[Items listed in a dataset]
━━━
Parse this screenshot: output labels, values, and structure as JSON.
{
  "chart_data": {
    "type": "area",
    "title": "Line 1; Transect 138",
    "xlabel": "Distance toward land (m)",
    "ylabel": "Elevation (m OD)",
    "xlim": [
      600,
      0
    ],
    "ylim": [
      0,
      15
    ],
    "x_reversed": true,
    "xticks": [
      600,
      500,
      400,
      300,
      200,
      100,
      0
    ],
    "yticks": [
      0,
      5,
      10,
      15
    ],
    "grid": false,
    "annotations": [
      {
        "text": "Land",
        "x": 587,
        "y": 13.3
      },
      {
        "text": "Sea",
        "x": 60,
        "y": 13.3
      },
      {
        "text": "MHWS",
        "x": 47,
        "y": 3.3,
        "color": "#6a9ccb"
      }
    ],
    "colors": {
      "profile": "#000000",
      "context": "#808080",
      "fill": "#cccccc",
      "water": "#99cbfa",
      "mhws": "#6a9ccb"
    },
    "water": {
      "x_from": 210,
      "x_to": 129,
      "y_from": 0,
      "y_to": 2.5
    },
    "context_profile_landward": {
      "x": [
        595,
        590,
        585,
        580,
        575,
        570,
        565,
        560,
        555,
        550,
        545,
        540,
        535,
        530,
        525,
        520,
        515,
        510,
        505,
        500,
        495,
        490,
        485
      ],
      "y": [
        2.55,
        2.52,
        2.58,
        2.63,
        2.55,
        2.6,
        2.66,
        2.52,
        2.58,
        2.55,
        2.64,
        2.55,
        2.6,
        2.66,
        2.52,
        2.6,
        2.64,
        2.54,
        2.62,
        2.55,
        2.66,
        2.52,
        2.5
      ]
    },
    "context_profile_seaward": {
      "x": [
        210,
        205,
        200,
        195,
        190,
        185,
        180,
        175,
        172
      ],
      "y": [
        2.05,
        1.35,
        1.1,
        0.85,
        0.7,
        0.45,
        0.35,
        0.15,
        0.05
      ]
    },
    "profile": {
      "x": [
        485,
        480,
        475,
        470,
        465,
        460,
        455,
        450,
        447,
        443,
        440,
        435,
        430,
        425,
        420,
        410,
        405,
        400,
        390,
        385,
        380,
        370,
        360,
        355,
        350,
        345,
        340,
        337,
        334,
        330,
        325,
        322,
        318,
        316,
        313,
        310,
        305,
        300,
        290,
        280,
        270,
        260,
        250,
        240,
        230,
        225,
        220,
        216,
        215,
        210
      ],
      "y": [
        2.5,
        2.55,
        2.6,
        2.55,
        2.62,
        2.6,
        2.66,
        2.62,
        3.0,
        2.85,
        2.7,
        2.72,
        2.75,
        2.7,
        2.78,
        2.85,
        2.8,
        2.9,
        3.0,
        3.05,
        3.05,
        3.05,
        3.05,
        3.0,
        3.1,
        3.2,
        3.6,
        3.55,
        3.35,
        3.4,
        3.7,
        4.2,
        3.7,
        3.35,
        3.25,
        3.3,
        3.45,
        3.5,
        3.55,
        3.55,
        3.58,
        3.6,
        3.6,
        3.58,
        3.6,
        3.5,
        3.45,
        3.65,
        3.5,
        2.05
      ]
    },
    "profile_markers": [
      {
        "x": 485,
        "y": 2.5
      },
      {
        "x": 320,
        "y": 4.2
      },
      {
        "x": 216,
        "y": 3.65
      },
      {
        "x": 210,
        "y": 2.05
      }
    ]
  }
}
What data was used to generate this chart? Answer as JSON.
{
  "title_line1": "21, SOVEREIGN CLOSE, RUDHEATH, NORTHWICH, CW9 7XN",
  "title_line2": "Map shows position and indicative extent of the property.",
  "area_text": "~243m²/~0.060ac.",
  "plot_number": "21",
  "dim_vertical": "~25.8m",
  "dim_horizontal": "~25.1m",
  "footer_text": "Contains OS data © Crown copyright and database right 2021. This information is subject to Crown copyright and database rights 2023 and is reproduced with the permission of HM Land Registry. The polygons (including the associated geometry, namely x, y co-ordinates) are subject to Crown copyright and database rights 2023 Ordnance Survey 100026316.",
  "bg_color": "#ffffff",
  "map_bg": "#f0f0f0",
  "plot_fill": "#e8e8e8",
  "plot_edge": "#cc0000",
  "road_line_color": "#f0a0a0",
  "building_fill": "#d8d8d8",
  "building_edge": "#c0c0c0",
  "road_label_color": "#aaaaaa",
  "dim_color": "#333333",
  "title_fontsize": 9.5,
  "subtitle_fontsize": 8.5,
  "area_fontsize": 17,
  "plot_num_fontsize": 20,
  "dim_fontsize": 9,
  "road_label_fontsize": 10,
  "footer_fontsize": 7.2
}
━━━
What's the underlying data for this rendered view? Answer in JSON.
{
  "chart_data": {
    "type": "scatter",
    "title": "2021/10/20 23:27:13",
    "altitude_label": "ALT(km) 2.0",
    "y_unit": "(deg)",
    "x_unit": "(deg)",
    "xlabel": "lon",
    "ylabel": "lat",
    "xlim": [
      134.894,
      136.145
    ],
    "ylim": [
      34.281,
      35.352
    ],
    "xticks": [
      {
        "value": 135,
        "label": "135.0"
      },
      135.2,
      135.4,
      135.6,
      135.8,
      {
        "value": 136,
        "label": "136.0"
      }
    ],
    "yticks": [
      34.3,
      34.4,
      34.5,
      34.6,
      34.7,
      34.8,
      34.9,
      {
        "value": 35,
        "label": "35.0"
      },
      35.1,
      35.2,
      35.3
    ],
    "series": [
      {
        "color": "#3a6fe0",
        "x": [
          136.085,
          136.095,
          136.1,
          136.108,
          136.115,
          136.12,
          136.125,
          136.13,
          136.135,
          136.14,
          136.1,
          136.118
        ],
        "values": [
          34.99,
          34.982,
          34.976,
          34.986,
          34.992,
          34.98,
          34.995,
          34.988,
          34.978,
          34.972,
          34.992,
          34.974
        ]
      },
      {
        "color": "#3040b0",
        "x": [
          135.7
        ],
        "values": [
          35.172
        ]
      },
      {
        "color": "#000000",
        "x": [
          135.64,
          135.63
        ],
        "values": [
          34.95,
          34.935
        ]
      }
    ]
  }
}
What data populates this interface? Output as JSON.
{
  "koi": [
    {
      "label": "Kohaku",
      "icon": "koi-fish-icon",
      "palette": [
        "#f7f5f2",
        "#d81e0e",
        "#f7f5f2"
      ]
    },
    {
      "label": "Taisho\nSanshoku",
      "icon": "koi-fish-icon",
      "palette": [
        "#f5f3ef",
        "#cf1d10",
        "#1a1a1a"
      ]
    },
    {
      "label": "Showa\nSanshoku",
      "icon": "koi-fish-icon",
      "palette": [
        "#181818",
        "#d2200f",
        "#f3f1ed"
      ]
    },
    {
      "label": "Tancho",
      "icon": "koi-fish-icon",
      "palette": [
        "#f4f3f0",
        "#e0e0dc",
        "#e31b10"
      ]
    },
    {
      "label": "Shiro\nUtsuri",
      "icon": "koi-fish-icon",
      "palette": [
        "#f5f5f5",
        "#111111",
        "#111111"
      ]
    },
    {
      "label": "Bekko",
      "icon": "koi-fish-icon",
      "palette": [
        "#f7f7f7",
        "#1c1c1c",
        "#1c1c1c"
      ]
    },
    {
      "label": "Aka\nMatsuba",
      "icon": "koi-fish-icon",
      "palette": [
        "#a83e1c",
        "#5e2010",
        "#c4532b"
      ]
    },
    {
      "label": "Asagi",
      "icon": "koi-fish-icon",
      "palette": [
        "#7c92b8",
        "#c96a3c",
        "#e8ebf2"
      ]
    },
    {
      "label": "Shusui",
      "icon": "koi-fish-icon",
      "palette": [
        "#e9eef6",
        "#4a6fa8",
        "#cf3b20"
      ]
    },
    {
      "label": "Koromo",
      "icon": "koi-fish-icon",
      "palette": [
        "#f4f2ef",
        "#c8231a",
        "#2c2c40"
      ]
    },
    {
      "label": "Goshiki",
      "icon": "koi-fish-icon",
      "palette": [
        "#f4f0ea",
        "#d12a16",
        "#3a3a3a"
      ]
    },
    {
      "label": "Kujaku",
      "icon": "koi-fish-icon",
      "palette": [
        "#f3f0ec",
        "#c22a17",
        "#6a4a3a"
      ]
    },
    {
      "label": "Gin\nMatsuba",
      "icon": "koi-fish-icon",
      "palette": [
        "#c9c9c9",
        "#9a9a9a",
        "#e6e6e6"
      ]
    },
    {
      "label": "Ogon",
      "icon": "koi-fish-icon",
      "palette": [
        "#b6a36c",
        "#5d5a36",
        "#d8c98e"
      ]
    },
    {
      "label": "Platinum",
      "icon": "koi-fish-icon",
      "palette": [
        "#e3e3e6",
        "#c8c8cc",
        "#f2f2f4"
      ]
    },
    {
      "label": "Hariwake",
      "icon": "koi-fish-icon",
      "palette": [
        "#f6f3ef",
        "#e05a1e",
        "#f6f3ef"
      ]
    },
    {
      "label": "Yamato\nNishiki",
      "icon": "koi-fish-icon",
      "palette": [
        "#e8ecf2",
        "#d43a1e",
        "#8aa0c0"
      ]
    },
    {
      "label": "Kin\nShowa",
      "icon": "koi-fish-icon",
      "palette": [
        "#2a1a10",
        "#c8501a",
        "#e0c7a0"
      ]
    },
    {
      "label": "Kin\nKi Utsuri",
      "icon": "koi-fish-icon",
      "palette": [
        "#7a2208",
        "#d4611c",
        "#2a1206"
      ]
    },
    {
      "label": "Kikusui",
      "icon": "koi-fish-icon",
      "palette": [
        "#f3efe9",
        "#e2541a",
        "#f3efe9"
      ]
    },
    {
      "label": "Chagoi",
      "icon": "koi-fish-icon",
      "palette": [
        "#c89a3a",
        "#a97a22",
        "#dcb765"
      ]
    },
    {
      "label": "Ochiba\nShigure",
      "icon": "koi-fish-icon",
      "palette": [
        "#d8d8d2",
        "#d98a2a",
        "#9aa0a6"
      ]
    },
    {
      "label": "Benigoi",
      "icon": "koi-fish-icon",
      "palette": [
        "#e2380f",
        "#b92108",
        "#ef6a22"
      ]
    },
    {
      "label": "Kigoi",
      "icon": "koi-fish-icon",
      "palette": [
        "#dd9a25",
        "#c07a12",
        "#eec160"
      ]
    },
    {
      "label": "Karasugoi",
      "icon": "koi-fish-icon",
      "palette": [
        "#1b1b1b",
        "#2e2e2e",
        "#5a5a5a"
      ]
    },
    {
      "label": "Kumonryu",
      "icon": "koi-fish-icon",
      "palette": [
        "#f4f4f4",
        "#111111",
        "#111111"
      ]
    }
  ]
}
━━━
* **THE PROBLEM**: Show, from the material above, each line that includes the string "Answer".

* **SOLUTION FOR THIS TASK**:
What data was used to generate this chart? Answer as JSON.
What's the underlying data for this rendered view? Answer in JSON.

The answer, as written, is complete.